• **EXTRACTED INFORMATION**
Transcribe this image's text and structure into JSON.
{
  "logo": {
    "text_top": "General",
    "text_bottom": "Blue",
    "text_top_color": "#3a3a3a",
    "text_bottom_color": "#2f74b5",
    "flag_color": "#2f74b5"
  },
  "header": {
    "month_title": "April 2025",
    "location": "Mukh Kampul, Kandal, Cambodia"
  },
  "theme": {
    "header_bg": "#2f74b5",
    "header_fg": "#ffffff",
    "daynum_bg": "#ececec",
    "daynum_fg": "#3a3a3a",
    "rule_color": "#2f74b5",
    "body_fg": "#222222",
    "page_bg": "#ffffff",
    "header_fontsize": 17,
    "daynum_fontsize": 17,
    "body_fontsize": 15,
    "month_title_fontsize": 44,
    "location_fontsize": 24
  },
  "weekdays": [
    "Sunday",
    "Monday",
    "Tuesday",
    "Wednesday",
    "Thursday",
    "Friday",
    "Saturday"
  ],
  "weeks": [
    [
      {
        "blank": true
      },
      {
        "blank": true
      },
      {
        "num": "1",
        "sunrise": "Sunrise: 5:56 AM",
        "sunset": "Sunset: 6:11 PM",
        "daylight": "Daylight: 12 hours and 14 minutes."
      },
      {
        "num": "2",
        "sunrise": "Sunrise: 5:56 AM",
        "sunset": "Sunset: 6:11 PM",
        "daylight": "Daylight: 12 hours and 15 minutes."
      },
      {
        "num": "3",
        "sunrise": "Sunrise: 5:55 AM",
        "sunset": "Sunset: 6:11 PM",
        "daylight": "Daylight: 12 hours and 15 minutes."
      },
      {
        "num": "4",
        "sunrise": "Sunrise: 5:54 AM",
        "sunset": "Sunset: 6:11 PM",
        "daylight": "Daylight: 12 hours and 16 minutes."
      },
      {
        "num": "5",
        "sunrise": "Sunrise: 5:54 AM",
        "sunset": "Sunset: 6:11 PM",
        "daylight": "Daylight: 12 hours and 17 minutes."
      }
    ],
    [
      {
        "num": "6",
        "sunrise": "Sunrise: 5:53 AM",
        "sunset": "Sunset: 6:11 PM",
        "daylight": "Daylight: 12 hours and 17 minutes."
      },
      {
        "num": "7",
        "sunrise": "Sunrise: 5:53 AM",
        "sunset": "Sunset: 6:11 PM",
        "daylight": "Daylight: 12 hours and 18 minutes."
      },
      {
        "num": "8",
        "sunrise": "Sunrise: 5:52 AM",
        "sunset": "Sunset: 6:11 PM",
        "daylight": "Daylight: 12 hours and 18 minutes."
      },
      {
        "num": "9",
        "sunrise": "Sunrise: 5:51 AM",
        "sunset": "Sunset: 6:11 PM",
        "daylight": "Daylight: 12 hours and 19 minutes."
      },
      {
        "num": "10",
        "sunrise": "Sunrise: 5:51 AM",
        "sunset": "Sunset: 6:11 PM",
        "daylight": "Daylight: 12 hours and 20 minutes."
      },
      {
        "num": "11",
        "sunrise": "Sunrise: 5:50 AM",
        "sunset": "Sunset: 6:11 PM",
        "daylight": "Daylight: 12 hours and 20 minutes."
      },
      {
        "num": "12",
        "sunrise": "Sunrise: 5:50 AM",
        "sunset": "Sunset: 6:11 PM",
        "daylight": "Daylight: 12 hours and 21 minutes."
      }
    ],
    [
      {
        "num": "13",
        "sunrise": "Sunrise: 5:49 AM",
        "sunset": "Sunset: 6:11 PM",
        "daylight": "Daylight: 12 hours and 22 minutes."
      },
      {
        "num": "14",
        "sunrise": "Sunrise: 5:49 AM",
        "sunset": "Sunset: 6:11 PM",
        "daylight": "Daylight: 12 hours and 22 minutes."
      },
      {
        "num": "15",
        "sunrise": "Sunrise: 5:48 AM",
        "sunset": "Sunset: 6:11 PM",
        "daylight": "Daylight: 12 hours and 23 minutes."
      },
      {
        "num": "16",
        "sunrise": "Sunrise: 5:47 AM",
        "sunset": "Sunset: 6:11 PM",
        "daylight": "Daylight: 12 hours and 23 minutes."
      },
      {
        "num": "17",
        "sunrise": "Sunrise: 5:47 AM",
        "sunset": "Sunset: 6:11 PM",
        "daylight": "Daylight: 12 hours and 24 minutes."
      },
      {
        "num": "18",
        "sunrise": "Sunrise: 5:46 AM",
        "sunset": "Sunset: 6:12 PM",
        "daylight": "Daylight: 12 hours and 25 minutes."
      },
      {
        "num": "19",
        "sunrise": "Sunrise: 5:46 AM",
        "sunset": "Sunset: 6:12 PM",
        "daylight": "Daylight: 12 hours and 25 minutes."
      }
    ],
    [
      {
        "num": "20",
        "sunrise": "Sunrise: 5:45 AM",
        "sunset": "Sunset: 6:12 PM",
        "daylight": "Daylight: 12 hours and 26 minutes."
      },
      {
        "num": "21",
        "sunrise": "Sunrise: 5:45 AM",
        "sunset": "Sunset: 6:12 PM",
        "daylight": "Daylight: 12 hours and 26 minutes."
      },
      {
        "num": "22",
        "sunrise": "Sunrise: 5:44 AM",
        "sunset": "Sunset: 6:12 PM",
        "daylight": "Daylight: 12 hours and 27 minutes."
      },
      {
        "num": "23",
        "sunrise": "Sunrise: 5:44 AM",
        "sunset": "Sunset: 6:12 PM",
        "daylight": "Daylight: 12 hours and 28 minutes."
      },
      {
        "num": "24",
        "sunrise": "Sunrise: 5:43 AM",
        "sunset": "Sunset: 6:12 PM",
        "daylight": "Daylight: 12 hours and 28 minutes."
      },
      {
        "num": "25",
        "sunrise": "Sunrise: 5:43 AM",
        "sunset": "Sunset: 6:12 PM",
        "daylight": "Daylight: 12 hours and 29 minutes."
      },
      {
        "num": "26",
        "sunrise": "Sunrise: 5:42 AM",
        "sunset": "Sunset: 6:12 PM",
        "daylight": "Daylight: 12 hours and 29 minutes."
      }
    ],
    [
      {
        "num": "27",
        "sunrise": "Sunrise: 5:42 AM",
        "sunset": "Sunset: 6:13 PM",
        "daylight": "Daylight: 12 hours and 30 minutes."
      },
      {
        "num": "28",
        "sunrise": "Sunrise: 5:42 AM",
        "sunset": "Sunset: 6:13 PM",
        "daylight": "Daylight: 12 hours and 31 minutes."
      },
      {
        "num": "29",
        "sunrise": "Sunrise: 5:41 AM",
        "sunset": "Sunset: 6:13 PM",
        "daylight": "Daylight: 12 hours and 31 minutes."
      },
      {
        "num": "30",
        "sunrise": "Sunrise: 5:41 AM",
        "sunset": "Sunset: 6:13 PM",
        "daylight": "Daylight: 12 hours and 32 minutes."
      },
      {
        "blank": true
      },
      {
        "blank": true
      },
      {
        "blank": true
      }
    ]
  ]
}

• **TASK DIRECTIONS**
Every record above should be copied exactly.

• **WRITTEN RESPONSE**
Transcribe this image's text and structure into JSON.
{
  "logo": {
    "text_top": "General",
    "text_bottom": "Blue",
    "text_top_color": "#3a3a3a",
    "text_bottom_color": "#2f74b5",
    "flag_color": "#2f74b5"
  },
  "header": {
    "month_title": "April 2025",
    "location": "Mukh Kampul, Kandal, Cambodia"
  },
  "theme": {
    "header_bg": "#2f74b5",
    "header_fg": "#ffffff",
    "daynum_bg": "#ececec",
    "daynum_fg": "#3a3a3a",
    "rule_color": "#2f74b5",
    "body_fg": "#222222",
    "page_bg": "#ffffff",
    "header_fontsize": 17,
    "daynum_fontsize": 17,
    "body_fontsize": 15,
    "month_title_fontsize": 44,
    "location_fontsize": 24
  },
  "weekdays": [
    "Sunday",
    "Monday",
    "Tuesday",
    "Wednesday",
    "Thursday",
    "Friday",
    "Saturday"
  ],
  "weeks": [
    [
      {
        "blank": true
      },
      {
        "blank": true
      },
      {
        "num": "1",
        "sunrise": "Sunrise: 5:56 AM",
        "sunset": "Sunset: 6:11 PM",
        "daylight": "Daylight: 12 hours and 14 minutes."
      },
      {
        "num": "2",
        "sunrise": "Sunrise: 5:56 AM",
        "sunset": "Sunset: 6:11 PM",
        "daylight": "Daylight: 12 hours and 15 minutes."
      },
      {
        "num": "3",
        "sunrise": "Sunrise: 5:55 AM",
        "sunset": "Sunset: 6:11 PM",
        "daylight": "Daylight: 12 hours and 15 minutes."
      },
      {
        "num": "4",
        "sunrise": "Sunrise: 5:54 AM",
        "sunset": "Sunset: 6:11 PM",
        "daylight": "Daylight: 12 hours and 16 minutes."
      },
      {
        "num": "5",
        "sunrise": "Sunrise: 5:54 AM",
        "sunset": "Sunset: 6:11 PM",
        "daylight": "Daylight: 12 hours and 17 minutes."
      }
    ],
    [
      {
        "num": "6",
        "sunrise": "Sunrise: 5:53 AM",
        "sunset": "Sunset: 6:11 PM",
        "daylight": "Daylight: 12 hours and 17 minutes."
      },
      {
        "num": "7",
        "sunrise": "Sunrise: 5:53 AM",
        "sunset": "Sunset: 6:11 PM",
        "daylight": "Daylight: 12 hours and 18 minutes."
      },
      {
        "num": "8",
        "sunrise": "Sunrise: 5:52 AM",
        "sunset": "Sunset: 6:11 PM",
        "daylight": "Daylight: 12 hours and 18 minutes."
      },
      {
        "num": "9",
        "sunrise": "Sunrise: 5:51 AM",
        "sunset": "Sunset: 6:11 PM",
        "daylight": "Daylight: 12 hours and 19 minutes."
      },
      {
        "num": "10",
        "sunrise": "Sunrise: 5:51 AM",
        "sunset": "Sunset: 6:11 PM",
        "daylight": "Daylight: 12 hours and 20 minutes."
      },
      {
        "num": "11",
        "sunrise": "Sunrise: 5:50 AM",
        "sunset": "Sunset: 6:11 PM",
        "daylight": "Daylight: 12 hours and 20 minutes."
      },
      {
        "num": "12",
        "sunrise": "Sunrise: 5:50 AM",
        "sunset": "Sunset: 6:11 PM",
        "daylight": "Daylight: 12 hours and 21 minutes."
      }
    ],
    [
      {
        "num": "13",
        "sunrise": "Sunrise: 5:49 AM",
        "sunset": "Sunset: 6:11 PM",
        "daylight": "Daylight: 12 hours and 22 minutes."
      },
      {
        "num": "14",
        "sunrise": "Sunrise: 5:49 AM",
        "sunset": "Sunset: 6:11 PM",
        "daylight": "Daylight: 12 hours and 22 minutes."
      },
      {
        "num": "15",
        "sunrise": "Sunrise: 5:48 AM",
        "sunset": "Sunset: 6:11 PM",
        "daylight": "Daylight: 12 hours and 23 minutes."
      },
      {
        "num": "16",
        "sunrise": "Sunrise: 5:47 AM",
        "sunset": "Sunset: 6:11 PM",
        "daylight": "Daylight: 12 hours and 23 minutes."
      },
      {
        "num": "17",
        "sunrise": "Sunrise: 5:47 AM",
        "sunset": "Sunset: 6:11 PM",
        "daylight": "Daylight: 12 hours and 24 minutes."
      },
      {
        "num": "18",
        "sunrise": "Sunrise: 5:46 AM",
        "sunset": "Sunset: 6:12 PM",
        "daylight": "Daylight: 12 hours and 25 minutes."
      },
      {
        "num": "19",
        "sunrise": "Sunrise: 5:46 AM",
        "sunset": "Sunset: 6:12 PM",
        "daylight": "Daylight: 12 hours and 25 minutes."
      }
    ],
    [
      {
        "num": "20",
        "sunrise": "Sunrise: 5:45 AM",
        "sunset": "Sunset: 6:12 PM",
        "daylight": "Daylight: 12 hours and 26 minutes."
      },
      {
        "num": "21",
        "sunrise": "Sunrise: 5:45 AM",
        "sunset": "Sunset: 6:12 PM",
        "daylight": "Daylight: 12 hours and 26 minutes."
      },
      {
        "num": "22",
        "sunrise": "Sunrise: 5:44 AM",
        "sunset": "Sunset: 6:12 PM",
        "daylight": "Daylight: 12 hours and 27 minutes."
      },
      {
        "num": "23",
        "sunrise": "Sunrise: 5:44 AM",
        "sunset": "Sunset: 6:12 PM",
        "daylight": "Daylight: 12 hours and 28 minutes."
      },
      {
        "num": "24",
        "sunrise": "Sunrise: 5:43 AM",
        "sunset": "Sunset: 6:12 PM",
        "daylight": "Daylight: 12 hours and 28 minutes."
      },
      {
        "num": "25",
        "sunrise": "Sunrise: 5:43 AM",
        "sunset": "Sunset: 6:12 PM",
        "daylight": "Daylight: 12 hours and 29 minutes."
      },
      {
        "num": "26",
        "sunrise": "Sunrise: 5:42 AM",
        "sunset": "Sunset: 6:12 PM",
        "daylight": "Daylight: 12 hours and 29 minutes."
      }
    ],
    [
      {
        "num": "27",
        "sunrise": "Sunrise: 5:42 AM",
        "sunset": "Sunset: 6:13 PM",
        "daylight": "Daylight: 12 hours and 30 minutes."
      },
      {
        "num": "28",
        "sunrise": "Sunrise: 5:42 AM",
        "sunset": "Sunset: 6:13 PM",
        "daylight": "Daylight: 12 hours and 31 minutes."
      },
      {
        "num": "29",
        "sunrise": "Sunrise: 5:41 AM",
        "sunset": "Sunset: 6:13 PM",
        "daylight": "Daylight: 12 hours and 31 minutes."
      },
      {
        "num": "30",
        "sunrise": "Sunrise: 5:41 AM",
        "sunset": "Sunset: 6:13 PM",
        "daylight": "Daylight: 12 hours and 32 minutes."
      },
      {
        "blank": true
      },
      {
        "blank": true
      },
      {
        "blank": true
      }
    ]
  ]
}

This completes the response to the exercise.